> Problem
Present the data once more in exactly its original form.
■ ■ ■ ■
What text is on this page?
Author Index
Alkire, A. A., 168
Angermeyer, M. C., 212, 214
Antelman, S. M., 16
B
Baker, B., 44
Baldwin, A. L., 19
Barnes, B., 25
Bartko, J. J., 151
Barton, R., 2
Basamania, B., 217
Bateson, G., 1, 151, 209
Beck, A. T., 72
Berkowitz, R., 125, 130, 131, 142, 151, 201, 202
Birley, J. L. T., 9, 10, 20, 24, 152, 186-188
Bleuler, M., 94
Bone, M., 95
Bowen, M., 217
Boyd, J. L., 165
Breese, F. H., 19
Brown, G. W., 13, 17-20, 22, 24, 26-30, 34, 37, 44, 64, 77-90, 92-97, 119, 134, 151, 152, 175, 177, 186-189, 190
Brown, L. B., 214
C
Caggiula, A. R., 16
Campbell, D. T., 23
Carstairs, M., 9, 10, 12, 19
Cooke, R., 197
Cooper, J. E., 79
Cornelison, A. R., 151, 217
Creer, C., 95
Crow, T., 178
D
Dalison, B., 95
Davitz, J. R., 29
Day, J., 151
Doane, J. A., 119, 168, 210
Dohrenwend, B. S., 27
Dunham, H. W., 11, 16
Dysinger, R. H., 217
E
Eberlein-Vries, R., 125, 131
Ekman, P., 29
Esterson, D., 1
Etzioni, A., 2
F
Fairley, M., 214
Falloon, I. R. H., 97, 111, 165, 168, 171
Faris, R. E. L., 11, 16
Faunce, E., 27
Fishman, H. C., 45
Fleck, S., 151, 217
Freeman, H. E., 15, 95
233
■ ■ ■ ■
> Finished exercise
What text is on this page?
Author Index
Alkire, A. A., 168
Angermeyer, M. C., 212, 214
Antelman, S. M., 16
B
Baker, B., 44
Baldwin, A. L., 19
Barnes, B., 25
Bartko, J. J., 151
Barton, R., 2
Basamania, B., 217
Bateson, G., 1, 151, 209
Beck, A. T., 72
Berkowitz, R., 125, 130, 131, 142, 151, 201, 202
Birley, J. L. T., 9, 10, 20, 24, 152, 186-188
Bleuler, M., 94
Bone, M., 95
Bowen, M., 217
Boyd, J. L., 165
Breese, F. H., 19
Brown, G. W., 13, 17-20, 22, 24, 26-30, 34, 37, 44, 64, 77-90, 92-97, 119, 134, 151, 152, 175, 177, 186-189, 190
Brown, L. B., 214
C
Caggiula, A. R., 16
Campbell, D. T., 23
Carstairs, M., 9, 10, 12, 19
Cooke, R., 197
Cooper, J. E., 79
Cornelison, A. R., 151, 217
Creer, C., 95
Crow, T., 178
D
Dalison, B., 95
Davitz, J. R., 29
Day, J., 151
Doane, J. A., 119, 168, 210
Dohrenwend, B. S., 27
Dunham, H. W., 11, 16
Dysinger, R. H., 217
E
Eberlein-Vries, R., 125, 131
Ekman, P., 29
Esterson, D., 1
Etzioni, A., 2
F
Fairley, M., 214
Falloon, I. R. H., 97, 111, 165, 168, 171
Faris, R. E. L., 11, 16
Faunce, E., 27
Fishman, H. C., 45
Fleck, S., 151, 217
Freeman, H. E., 15, 95
233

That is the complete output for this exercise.